[Records excerpted from a collection]
---+---
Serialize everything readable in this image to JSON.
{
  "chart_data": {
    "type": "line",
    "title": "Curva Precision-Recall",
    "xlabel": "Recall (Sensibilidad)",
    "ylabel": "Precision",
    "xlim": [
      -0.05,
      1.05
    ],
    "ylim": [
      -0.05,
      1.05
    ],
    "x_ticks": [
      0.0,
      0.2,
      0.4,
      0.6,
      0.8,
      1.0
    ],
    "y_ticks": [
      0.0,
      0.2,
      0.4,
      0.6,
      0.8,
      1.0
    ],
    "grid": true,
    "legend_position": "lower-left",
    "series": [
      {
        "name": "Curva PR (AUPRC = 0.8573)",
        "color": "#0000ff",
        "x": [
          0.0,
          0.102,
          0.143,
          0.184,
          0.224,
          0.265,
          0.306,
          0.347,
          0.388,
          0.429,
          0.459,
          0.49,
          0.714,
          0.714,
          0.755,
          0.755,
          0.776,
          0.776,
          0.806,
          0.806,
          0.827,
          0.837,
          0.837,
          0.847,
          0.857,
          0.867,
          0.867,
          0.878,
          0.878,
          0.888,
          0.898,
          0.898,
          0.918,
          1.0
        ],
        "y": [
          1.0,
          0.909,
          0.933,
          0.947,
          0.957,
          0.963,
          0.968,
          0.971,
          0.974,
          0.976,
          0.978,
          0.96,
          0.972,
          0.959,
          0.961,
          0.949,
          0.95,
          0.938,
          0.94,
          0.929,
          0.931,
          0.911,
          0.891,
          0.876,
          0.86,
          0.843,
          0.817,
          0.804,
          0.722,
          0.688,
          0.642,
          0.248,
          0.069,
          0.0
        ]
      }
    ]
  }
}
---+---
Aim: Gather from the data above every line with the string "Precision".

Expected answer:
    "title": "Curva Precision-Recall",
    "ylabel": "Precision",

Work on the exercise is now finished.